DIRECTIONS:
Transcribe the material in full. Nothing should differ except that the pictures are left out.

[Extracted records]
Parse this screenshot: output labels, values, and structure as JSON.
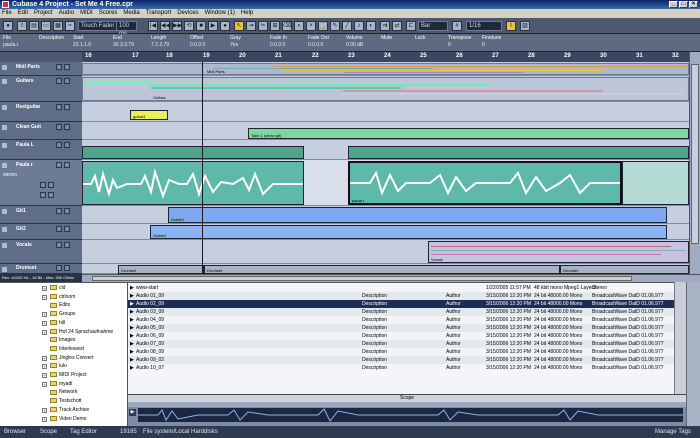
{
  "window": {
    "title": "Cubase 4 Project - Set Me 4 Free.cpr",
    "controls": [
      "_",
      "□",
      "×"
    ]
  },
  "menu": [
    "File",
    "Edit",
    "Project",
    "Audio",
    "MIDI",
    "Scores",
    "Media",
    "Transport",
    "Devices",
    "Window (1)",
    "Help"
  ],
  "toolbar": {
    "automation_mode": "Touch Fader",
    "zoom": "100 ms",
    "snap_type": "Bar",
    "quantize": "1/16"
  },
  "infoline": {
    "labels": [
      "File",
      "Description",
      "Start",
      "End",
      "Length",
      "Offset",
      "Gray",
      "Fade In",
      "Fade Out",
      "Volume",
      "Mute",
      "Lock",
      "Transpose",
      "Finetune"
    ],
    "values": [
      "paula.r",
      "",
      "23.1.1.0",
      "30.3.3.79",
      "7.2.2.79",
      "0.0.0.0",
      "Yes",
      "0.0.0.0",
      "0.0.0.0",
      "0.00 dB",
      "",
      "",
      "0",
      "0"
    ]
  },
  "ruler": {
    "bars": [
      "16",
      "17",
      "18",
      "19",
      "20",
      "21",
      "22",
      "23",
      "24",
      "25",
      "26",
      "27",
      "28",
      "29",
      "30",
      "31",
      "32"
    ]
  },
  "tracks": [
    {
      "name": "Midi Parts"
    },
    {
      "name": "Guitars"
    },
    {
      "name": "Reelguitar"
    },
    {
      "name": "Clean Guit"
    },
    {
      "name": "Paula L"
    },
    {
      "name": "Paula r"
    },
    {
      "name": "Git1"
    },
    {
      "name": "Git2"
    },
    {
      "name": "Vocals"
    },
    {
      "name": "Drumset"
    }
  ],
  "track_sub": {
    "stereo": "stereo"
  },
  "event_labels": {
    "midi_parts": "Midi Parts",
    "guitars": "Guitars",
    "guitar3": "guitar3",
    "take1": "Take 1 (clean git)",
    "paula": "paula r",
    "guitar1": "Guitar1",
    "guitar2": "Guitar2",
    "vocals": "Vocals",
    "drumset1": "Drumset",
    "drumset2": "Drumset",
    "drumset3": "Drumset"
  },
  "project_status": "Rec: 44100 Hz - 16 Bit - Max: 50h 03min",
  "browser_tree": [
    {
      "label": "cld",
      "plus": true
    },
    {
      "label": "ctrloom",
      "plus": true
    },
    {
      "label": "Edits",
      "plus": false
    },
    {
      "label": "Groups",
      "plus": true
    },
    {
      "label": "hill",
      "plus": true
    },
    {
      "label": "Hof 24 Sprachaufnahme",
      "plus": true
    },
    {
      "label": "Images",
      "plus": false
    },
    {
      "label": "Interleaved",
      "plus": false
    },
    {
      "label": "Jingles Convert",
      "plus": true
    },
    {
      "label": "lulu",
      "plus": true
    },
    {
      "label": "MIDI Project",
      "plus": true
    },
    {
      "label": "myadi",
      "plus": true
    },
    {
      "label": "Network",
      "plus": false
    },
    {
      "label": "Testschott",
      "plus": false
    },
    {
      "label": "Track Archive",
      "plus": true
    },
    {
      "label": "Video Demo",
      "plus": true
    }
  ],
  "browser_files": [
    {
      "name": "www-start",
      "desc": "",
      "author": "",
      "date": "1/22/2005 11:57 PM",
      "info": "48 kbit mono Mpeg1 Layer3",
      "wave": "Stereo",
      "sel": false
    },
    {
      "name": "Audio 01_09",
      "desc": "Description",
      "author": "Author",
      "date": "3/15/2006 12:20 PM",
      "info": "24 bit 48000.00 Mono",
      "wave": "BroadcastWave DatD 01.06.977",
      "sel": false
    },
    {
      "name": "Audio 02_09",
      "desc": "Description",
      "author": "Author",
      "date": "3/15/2006 12:20 PM",
      "info": "24 bit 48000.00 Mono",
      "wave": "BroadcastWave DatD 01.06.977",
      "sel": true
    },
    {
      "name": "Audio 03_09",
      "desc": "Description",
      "author": "Author",
      "date": "3/15/2006 12:20 PM",
      "info": "24 bit 48000.00 Mono",
      "wave": "BroadcastWave DatD 01.06.977",
      "sel": false
    },
    {
      "name": "Audio 04_09",
      "desc": "Description",
      "author": "Author",
      "date": "3/15/2006 12:20 PM",
      "info": "24 bit 48000.00 Mono",
      "wave": "BroadcastWave DatD 01.06.977",
      "sel": false
    },
    {
      "name": "Audio 05_09",
      "desc": "Description",
      "author": "Author",
      "date": "3/15/2006 12:20 PM",
      "info": "24 bit 48000.00 Mono",
      "wave": "BroadcastWave DatD 01.06.977",
      "sel": false
    },
    {
      "name": "Audio 06_09",
      "desc": "Description",
      "author": "Author",
      "date": "3/15/2006 12:20 PM",
      "info": "24 bit 48000.00 Mono",
      "wave": "BroadcastWave DatD 01.06.977",
      "sel": false
    },
    {
      "name": "Audio 07_09",
      "desc": "Description",
      "author": "Author",
      "date": "3/15/2006 12:20 PM",
      "info": "24 bit 48000.00 Mono",
      "wave": "BroadcastWave DatD 01.06.977",
      "sel": false
    },
    {
      "name": "Audio 08_09",
      "desc": "Description",
      "author": "Author",
      "date": "3/15/2006 12:20 PM",
      "info": "24 bit 48000.00 Mono",
      "wave": "BroadcastWave DatD 01.06.977",
      "sel": false
    },
    {
      "name": "Audio 09_02",
      "desc": "Description",
      "author": "Author",
      "date": "3/15/2006 12:20 PM",
      "info": "24 bit 48000.00 Mono",
      "wave": "BroadcastWave DatD 01.06.977",
      "sel": false
    },
    {
      "name": "Audio 10_07",
      "desc": "Description",
      "author": "Author",
      "date": "3/15/2006 12:20 PM",
      "info": "24 bit 48000.00 Mono",
      "wave": "BroadcastWave DatD 01.06.977",
      "sel": false
    }
  ],
  "scope": {
    "title": "Scope"
  },
  "bottombar": {
    "browser": "Browser",
    "scope": "Scope",
    "tag_editor": "Tag Editor",
    "count": "19185",
    "path": "File system/Local Harddisks",
    "manage_tags": "Manage Tags"
  }
}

EXPECTED ANSWER:
Parse this screenshot: output labels, values, and structure as JSON.
{
  "window": {
    "title": "Cubase 4 Project - Set Me 4 Free.cpr",
    "controls": [
      "_",
      "□",
      "×"
    ]
  },
  "menu": [
    "File",
    "Edit",
    "Project",
    "Audio",
    "MIDI",
    "Scores",
    "Media",
    "Transport",
    "Devices",
    "Window (1)",
    "Help"
  ],
  "toolbar": {
    "automation_mode": "Touch Fader",
    "zoom": "100 ms",
    "snap_type": "Bar",
    "quantize": "1/16"
  },
  "infoline": {
    "labels": [
      "File",
      "Description",
      "Start",
      "End",
      "Length",
      "Offset",
      "Gray",
      "Fade In",
      "Fade Out",
      "Volume",
      "Mute",
      "Lock",
      "Transpose",
      "Finetune"
    ],
    "values": [
      "paula.r",
      "",
      "23.1.1.0",
      "30.3.3.79",
      "7.2.2.79",
      "0.0.0.0",
      "Yes",
      "0.0.0.0",
      "0.0.0.0",
      "0.00 dB",
      "",
      "",
      "0",
      "0"
    ]
  },
  "ruler": {
    "bars": [
      "16",
      "17",
      "18",
      "19",
      "20",
      "21",
      "22",
      "23",
      "24",
      "25",
      "26",
      "27",
      "28",
      "29",
      "30",
      "31",
      "32"
    ]
  },
  "tracks": [
    {
      "name": "Midi Parts"
    },
    {
      "name": "Guitars"
    },
    {
      "name": "Reelguitar"
    },
    {
      "name": "Clean Guit"
    },
    {
      "name": "Paula L"
    },
    {
      "name": "Paula r"
    },
    {
      "name": "Git1"
    },
    {
      "name": "Git2"
    },
    {
      "name": "Vocals"
    },
    {
      "name": "Drumset"
    }
  ],
  "track_sub": {
    "stereo": "stereo"
  },
  "event_labels": {
    "midi_parts": "Midi Parts",
    "guitars": "Guitars",
    "guitar3": "guitar3",
    "take1": "Take 1 (clean git)",
    "paula": "paula r",
    "guitar1": "Guitar1",
    "guitar2": "Guitar2",
    "vocals": "Vocals",
    "drumset1": "Drumset",
    "drumset2": "Drumset",
    "drumset3": "Drumset"
  },
  "project_status": "Rec: 44100 Hz - 16 Bit - Max: 50h 03min",
  "browser_tree": [
    {
      "label": "cld",
      "plus": true
    },
    {
      "label": "ctrloom",
      "plus": true
    },
    {
      "label": "Edits",
      "plus": false
    },
    {
      "label": "Groups",
      "plus": true
    },
    {
      "label": "hill",
      "plus": true
    },
    {
      "label": "Hof 24 Sprachaufnahme",
      "plus": true
    },
    {
      "label": "Images",
      "plus": false
    },
    {
      "label": "Interleaved",
      "plus": false
    },
    {
      "label": "Jingles Convert",
      "plus": true
    },
    {
      "label": "lulu",
      "plus": true
    },
    {
      "label": "MIDI Project",
      "plus": true
    },
    {
      "label": "myadi",
      "plus": true
    },
    {
      "label": "Network",
      "plus": false
    },
    {
      "label": "Testschott",
      "plus": false
    },
    {
      "label": "Track Archive",
      "plus": true
    },
    {
      "label": "Video Demo",
      "plus": true
    }
  ],
  "browser_files": [
    {
      "name": "www-start",
      "desc": "",
      "author": "",
      "date": "1/22/2005 11:57 PM",
      "info": "48 kbit mono Mpeg1 Layer3",
      "wave": "Stereo",
      "sel": false
    },
    {
      "name": "Audio 01_09",
      "desc": "Description",
      "author": "Author",
      "date": "3/15/2006 12:20 PM",
      "info": "24 bit 48000.00 Mono",
      "wave": "BroadcastWave DatD 01.06.977",
      "sel": false
    },
    {
      "name": "Audio 02_09",
      "desc": "Description",
      "author": "Author",
      "date": "3/15/2006 12:20 PM",
      "info": "24 bit 48000.00 Mono",
      "wave": "BroadcastWave DatD 01.06.977",
      "sel": true
    },
    {
      "name": "Audio 03_09",
      "desc": "Description",
      "author": "Author",
      "date": "3/15/2006 12:20 PM",
      "info": "24 bit 48000.00 Mono",
      "wave": "BroadcastWave DatD 01.06.977",
      "sel": false
    },
    {
      "name": "Audio 04_09",
      "desc": "Description",
      "author": "Author",
      "date": "3/15/2006 12:20 PM",
      "info": "24 bit 48000.00 Mono",
      "wave": "BroadcastWave DatD 01.06.977",
      "sel": false
    },
    {
      "name": "Audio 05_09",
      "desc": "Description",
      "author": "Author",
      "date": "3/15/2006 12:20 PM",
      "info": "24 bit 48000.00 Mono",
      "wave": "BroadcastWave DatD 01.06.977",
      "sel": false
    },
    {
      "name": "Audio 06_09",
      "desc": "Description",
      "author": "Author",
      "date": "3/15/2006 12:20 PM",
      "info": "24 bit 48000.00 Mono",
      "wave": "BroadcastWave DatD 01.06.977",
      "sel": false
    },
    {
      "name": "Audio 07_09",
      "desc": "Description",
      "author": "Author",
      "date": "3/15/2006 12:20 PM",
      "info": "24 bit 48000.00 Mono",
      "wave": "BroadcastWave DatD 01.06.977",
      "sel": false
    },
    {
      "name": "Audio 08_09",
      "desc": "Description",
      "author": "Author",
      "date": "3/15/2006 12:20 PM",
      "info": "24 bit 48000.00 Mono",
      "wave": "BroadcastWave DatD 01.06.977",
      "sel": false
    },
    {
      "name": "Audio 09_02",
      "desc": "Description",
      "author": "Author",
      "date": "3/15/2006 12:20 PM",
      "info": "24 bit 48000.00 Mono",
      "wave": "BroadcastWave DatD 01.06.977",
      "sel": false
    },
    {
      "name": "Audio 10_07",
      "desc": "Description",
      "author": "Author",
      "date": "3/15/2006 12:20 PM",
      "info": "24 bit 48000.00 Mono",
      "wave": "BroadcastWave DatD 01.06.977",
      "sel": false
    }
  ],
  "scope": {
    "title": "Scope"
  },
  "bottombar": {
    "browser": "Browser",
    "scope": "Scope",
    "tag_editor": "Tag Editor",
    "count": "19185",
    "path": "File system/Local Harddisks",
    "manage_tags": "Manage Tags"
  }
}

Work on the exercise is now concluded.